═════ Given information ═════

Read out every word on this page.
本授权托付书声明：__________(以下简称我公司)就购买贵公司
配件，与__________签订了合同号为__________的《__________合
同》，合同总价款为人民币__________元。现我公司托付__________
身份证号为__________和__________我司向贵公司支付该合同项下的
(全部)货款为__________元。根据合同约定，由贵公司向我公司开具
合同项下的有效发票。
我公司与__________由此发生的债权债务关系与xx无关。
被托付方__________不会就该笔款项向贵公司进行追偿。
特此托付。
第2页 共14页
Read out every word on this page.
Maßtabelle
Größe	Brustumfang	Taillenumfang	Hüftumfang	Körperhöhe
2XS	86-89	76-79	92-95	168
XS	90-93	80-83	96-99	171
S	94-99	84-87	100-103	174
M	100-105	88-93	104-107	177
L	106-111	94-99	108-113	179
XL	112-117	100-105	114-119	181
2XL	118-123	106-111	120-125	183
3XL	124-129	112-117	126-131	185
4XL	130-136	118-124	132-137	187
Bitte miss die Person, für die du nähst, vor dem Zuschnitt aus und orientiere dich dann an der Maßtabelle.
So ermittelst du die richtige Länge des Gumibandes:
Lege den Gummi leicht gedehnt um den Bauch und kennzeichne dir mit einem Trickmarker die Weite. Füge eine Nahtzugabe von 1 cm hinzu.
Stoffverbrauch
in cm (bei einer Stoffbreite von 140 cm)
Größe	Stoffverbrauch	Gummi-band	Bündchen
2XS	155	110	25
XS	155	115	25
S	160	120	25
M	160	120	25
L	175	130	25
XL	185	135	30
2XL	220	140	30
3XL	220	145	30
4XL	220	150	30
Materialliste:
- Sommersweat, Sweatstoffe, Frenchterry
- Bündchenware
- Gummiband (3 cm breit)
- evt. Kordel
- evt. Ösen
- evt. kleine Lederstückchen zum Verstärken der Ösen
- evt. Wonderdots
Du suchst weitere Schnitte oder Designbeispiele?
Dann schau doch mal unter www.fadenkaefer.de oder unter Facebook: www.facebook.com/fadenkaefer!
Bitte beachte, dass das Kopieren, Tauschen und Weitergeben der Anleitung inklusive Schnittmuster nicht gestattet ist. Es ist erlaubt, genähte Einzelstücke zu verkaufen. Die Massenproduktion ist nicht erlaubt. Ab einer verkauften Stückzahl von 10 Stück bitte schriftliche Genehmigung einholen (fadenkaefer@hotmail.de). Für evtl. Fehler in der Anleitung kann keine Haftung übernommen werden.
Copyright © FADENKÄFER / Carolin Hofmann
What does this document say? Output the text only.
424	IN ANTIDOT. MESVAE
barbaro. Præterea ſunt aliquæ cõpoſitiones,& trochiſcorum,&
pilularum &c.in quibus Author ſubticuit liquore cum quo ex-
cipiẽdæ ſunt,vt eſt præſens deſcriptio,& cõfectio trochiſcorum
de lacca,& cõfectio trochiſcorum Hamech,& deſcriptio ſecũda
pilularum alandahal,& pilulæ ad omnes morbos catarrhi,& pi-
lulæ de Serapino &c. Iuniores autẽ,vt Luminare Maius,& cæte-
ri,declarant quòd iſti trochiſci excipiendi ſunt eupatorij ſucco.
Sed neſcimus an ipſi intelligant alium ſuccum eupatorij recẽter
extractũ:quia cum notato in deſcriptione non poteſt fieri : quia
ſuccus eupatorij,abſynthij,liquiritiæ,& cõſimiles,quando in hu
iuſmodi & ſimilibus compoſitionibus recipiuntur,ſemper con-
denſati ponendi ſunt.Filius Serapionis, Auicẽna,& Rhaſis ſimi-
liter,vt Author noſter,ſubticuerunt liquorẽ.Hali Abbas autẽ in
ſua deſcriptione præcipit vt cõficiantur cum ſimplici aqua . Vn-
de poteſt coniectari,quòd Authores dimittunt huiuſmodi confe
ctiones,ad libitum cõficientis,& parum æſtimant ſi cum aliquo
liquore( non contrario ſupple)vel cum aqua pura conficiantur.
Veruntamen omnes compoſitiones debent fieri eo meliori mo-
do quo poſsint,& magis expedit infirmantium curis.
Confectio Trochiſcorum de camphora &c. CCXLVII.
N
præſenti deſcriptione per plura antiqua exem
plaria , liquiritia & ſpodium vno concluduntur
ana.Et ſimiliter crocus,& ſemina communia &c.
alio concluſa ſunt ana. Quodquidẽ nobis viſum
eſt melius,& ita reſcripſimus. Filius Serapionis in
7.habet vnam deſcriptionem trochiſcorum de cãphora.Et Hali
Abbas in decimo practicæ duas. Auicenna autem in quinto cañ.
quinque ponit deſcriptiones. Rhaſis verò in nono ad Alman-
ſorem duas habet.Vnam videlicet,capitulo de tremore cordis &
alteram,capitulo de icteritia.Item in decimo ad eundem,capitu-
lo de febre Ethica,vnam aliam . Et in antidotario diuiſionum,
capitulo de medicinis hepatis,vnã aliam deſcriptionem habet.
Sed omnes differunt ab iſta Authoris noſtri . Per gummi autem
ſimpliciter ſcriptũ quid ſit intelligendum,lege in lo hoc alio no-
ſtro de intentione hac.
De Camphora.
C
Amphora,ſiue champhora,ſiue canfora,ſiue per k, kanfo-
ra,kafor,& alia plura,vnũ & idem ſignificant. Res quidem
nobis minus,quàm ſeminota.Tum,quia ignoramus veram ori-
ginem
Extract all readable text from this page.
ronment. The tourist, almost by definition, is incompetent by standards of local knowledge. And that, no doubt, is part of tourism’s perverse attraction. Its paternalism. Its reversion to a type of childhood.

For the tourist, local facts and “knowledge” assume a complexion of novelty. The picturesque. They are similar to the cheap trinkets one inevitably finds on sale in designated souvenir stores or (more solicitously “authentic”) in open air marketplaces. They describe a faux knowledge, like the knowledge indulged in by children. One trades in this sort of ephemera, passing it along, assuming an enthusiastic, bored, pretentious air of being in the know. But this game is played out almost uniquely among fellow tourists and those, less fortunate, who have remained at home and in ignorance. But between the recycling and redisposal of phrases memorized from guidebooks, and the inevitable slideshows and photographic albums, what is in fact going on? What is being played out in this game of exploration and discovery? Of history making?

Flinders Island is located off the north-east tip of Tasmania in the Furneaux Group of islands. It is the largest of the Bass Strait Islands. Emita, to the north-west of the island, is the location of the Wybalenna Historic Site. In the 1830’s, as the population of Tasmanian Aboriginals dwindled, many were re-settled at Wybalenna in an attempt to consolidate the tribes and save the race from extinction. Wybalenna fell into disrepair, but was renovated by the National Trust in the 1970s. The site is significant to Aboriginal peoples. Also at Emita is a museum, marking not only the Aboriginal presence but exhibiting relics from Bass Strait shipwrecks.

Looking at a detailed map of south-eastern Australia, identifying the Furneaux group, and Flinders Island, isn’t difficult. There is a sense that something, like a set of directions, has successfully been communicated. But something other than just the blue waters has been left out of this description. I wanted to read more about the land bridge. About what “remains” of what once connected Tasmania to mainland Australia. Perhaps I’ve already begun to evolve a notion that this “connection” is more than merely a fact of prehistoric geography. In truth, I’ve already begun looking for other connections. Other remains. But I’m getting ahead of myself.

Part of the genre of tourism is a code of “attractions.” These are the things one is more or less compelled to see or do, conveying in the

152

═════

Stated goal: Quote the entire listing above exactly.

Answer to this problem:
Read out every word on this page.
本授权托付书声明：__________(以下简称我公司)就购买贵公司
配件，与__________签订了合同号为__________的《__________合
同》，合同总价款为人民币__________元。现我公司托付__________
身份证号为__________和__________我司向贵公司支付该合同项下的
(全部)货款为__________元。根据合同约定，由贵公司向我公司开具
合同项下的有效发票。
我公司与__________由此发生的债权债务关系与xx无关。
被托付方__________不会就该笔款项向贵公司进行追偿。
特此托付。
第2页 共14页
Read out every word on this page.
Maßtabelle
Größe	Brustumfang	Taillenumfang	Hüftumfang	Körperhöhe
2XS	86-89	76-79	92-95	168
XS	90-93	80-83	96-99	171
S	94-99	84-87	100-103	174
M	100-105	88-93	104-107	177
L	106-111	94-99	108-113	179
XL	112-117	100-105	114-119	181
2XL	118-123	106-111	120-125	183
3XL	124-129	112-117	126-131	185
4XL	130-136	118-124	132-137	187
Bitte miss die Person, für die du nähst, vor dem Zuschnitt aus und orientiere dich dann an der Maßtabelle.
So ermittelst du die richtige Länge des Gumibandes:
Lege den Gummi leicht gedehnt um den Bauch und kennzeichne dir mit einem Trickmarker die Weite. Füge eine Nahtzugabe von 1 cm hinzu.
Stoffverbrauch
in cm (bei einer Stoffbreite von 140 cm)
Größe	Stoffverbrauch	Gummi-band	Bündchen
2XS	155	110	25
XS	155	115	25
S	160	120	25
M	160	120	25
L	175	130	25
XL	185	135	30
2XL	220	140	30
3XL	220	145	30
4XL	220	150	30
Materialliste:
- Sommersweat, Sweatstoffe, Frenchterry
- Bündchenware
- Gummiband (3 cm breit)
- evt. Kordel
- evt. Ösen
- evt. kleine Lederstückchen zum Verstärken der Ösen
- evt. Wonderdots
Du suchst weitere Schnitte oder Designbeispiele?
Dann schau doch mal unter www.fadenkaefer.de oder unter Facebook: www.facebook.com/fadenkaefer!
Bitte beachte, dass das Kopieren, Tauschen und Weitergeben der Anleitung inklusive Schnittmuster nicht gestattet ist. Es ist erlaubt, genähte Einzelstücke zu verkaufen. Die Massenproduktion ist nicht erlaubt. Ab einer verkauften Stückzahl von 10 Stück bitte schriftliche Genehmigung einholen (fadenkaefer@hotmail.de). Für evtl. Fehler in der Anleitung kann keine Haftung übernommen werden.
Copyright © FADENKÄFER / Carolin Hofmann
What does this document say? Output the text only.
424	IN ANTIDOT. MESVAE
barbaro. Præterea ſunt aliquæ cõpoſitiones,& trochiſcorum,&
pilularum &c.in quibus Author ſubticuit liquore cum quo ex-
cipiẽdæ ſunt,vt eſt præſens deſcriptio,& cõfectio trochiſcorum
de lacca,& cõfectio trochiſcorum Hamech,& deſcriptio ſecũda
pilularum alandahal,& pilulæ ad omnes morbos catarrhi,& pi-
lulæ de Serapino &c. Iuniores autẽ,vt Luminare Maius,& cæte-
ri,declarant quòd iſti trochiſci excipiendi ſunt eupatorij ſucco.
Sed neſcimus an ipſi intelligant alium ſuccum eupatorij recẽter
extractũ:quia cum notato in deſcriptione non poteſt fieri : quia
ſuccus eupatorij,abſynthij,liquiritiæ,& cõſimiles,quando in hu
iuſmodi & ſimilibus compoſitionibus recipiuntur,ſemper con-
denſati ponendi ſunt.Filius Serapionis, Auicẽna,& Rhaſis ſimi-
liter,vt Author noſter,ſubticuerunt liquorẽ.Hali Abbas autẽ in
ſua deſcriptione præcipit vt cõficiantur cum ſimplici aqua . Vn-
de poteſt coniectari,quòd Authores dimittunt huiuſmodi confe
ctiones,ad libitum cõficientis,& parum æſtimant ſi cum aliquo
liquore( non contrario ſupple)vel cum aqua pura conficiantur.
Veruntamen omnes compoſitiones debent fieri eo meliori mo-
do quo poſsint,& magis expedit infirmantium curis.
Confectio Trochiſcorum de camphora &c. CCXLVII.
N
præſenti deſcriptione per plura antiqua exem
plaria , liquiritia & ſpodium vno concluduntur
ana.Et ſimiliter crocus,& ſemina communia &c.
alio concluſa ſunt ana. Quodquidẽ nobis viſum
eſt melius,& ita reſcripſimus. Filius Serapionis in
7.habet vnam deſcriptionem trochiſcorum de cãphora.Et Hali
Abbas in decimo practicæ duas. Auicenna autem in quinto cañ.
quinque ponit deſcriptiones. Rhaſis verò in nono ad Alman-
ſorem duas habet.Vnam videlicet,capitulo de tremore cordis &
alteram,capitulo de icteritia.Item in decimo ad eundem,capitu-
lo de febre Ethica,vnam aliam . Et in antidotario diuiſionum,
capitulo de medicinis hepatis,vnã aliam deſcriptionem habet.
Sed omnes differunt ab iſta Authoris noſtri . Per gummi autem
ſimpliciter ſcriptũ quid ſit intelligendum,lege in lo hoc alio no-
ſtro de intentione hac.
De Camphora.
C
Amphora,ſiue champhora,ſiue canfora,ſiue per k, kanfo-
ra,kafor,& alia plura,vnũ & idem ſignificant. Res quidem
nobis minus,quàm ſeminota.Tum,quia ignoramus veram ori-
ginem
Extract all readable text from this page.
ronment. The tourist, almost by definition, is incompetent by standards of local knowledge. And that, no doubt, is part of tourism’s perverse attraction. Its paternalism. Its reversion to a type of childhood.

For the tourist, local facts and “knowledge” assume a complexion of novelty. The picturesque. They are similar to the cheap trinkets one inevitably finds on sale in designated souvenir stores or (more solicitously “authentic”) in open air marketplaces. They describe a faux knowledge, like the knowledge indulged in by children. One trades in this sort of ephemera, passing it along, assuming an enthusiastic, bored, pretentious air of being in the know. But this game is played out almost uniquely among fellow tourists and those, less fortunate, who have remained at home and in ignorance. But between the recycling and redisposal of phrases memorized from guidebooks, and the inevitable slideshows and photographic albums, what is in fact going on? What is being played out in this game of exploration and discovery? Of history making?

Flinders Island is located off the north-east tip of Tasmania in the Furneaux Group of islands. It is the largest of the Bass Strait Islands. Emita, to the north-west of the island, is the location of the Wybalenna Historic Site. In the 1830’s, as the population of Tasmanian Aboriginals dwindled, many were re-settled at Wybalenna in an attempt to consolidate the tribes and save the race from extinction. Wybalenna fell into disrepair, but was renovated by the National Trust in the 1970s. The site is significant to Aboriginal peoples. Also at Emita is a museum, marking not only the Aboriginal presence but exhibiting relics from Bass Strait shipwrecks.

Looking at a detailed map of south-eastern Australia, identifying the Furneaux group, and Flinders Island, isn’t difficult. There is a sense that something, like a set of directions, has successfully been communicated. But something other than just the blue waters has been left out of this description. I wanted to read more about the land bridge. About what “remains” of what once connected Tasmania to mainland Australia. Perhaps I’ve already begun to evolve a notion that this “connection” is more than merely a fact of prehistoric geography. In truth, I’ve already begun looking for other connections. Other remains. But I’m getting ahead of myself.

Part of the genre of tourism is a code of “attractions.” These are the things one is more or less compelled to see or do, conveying in the

152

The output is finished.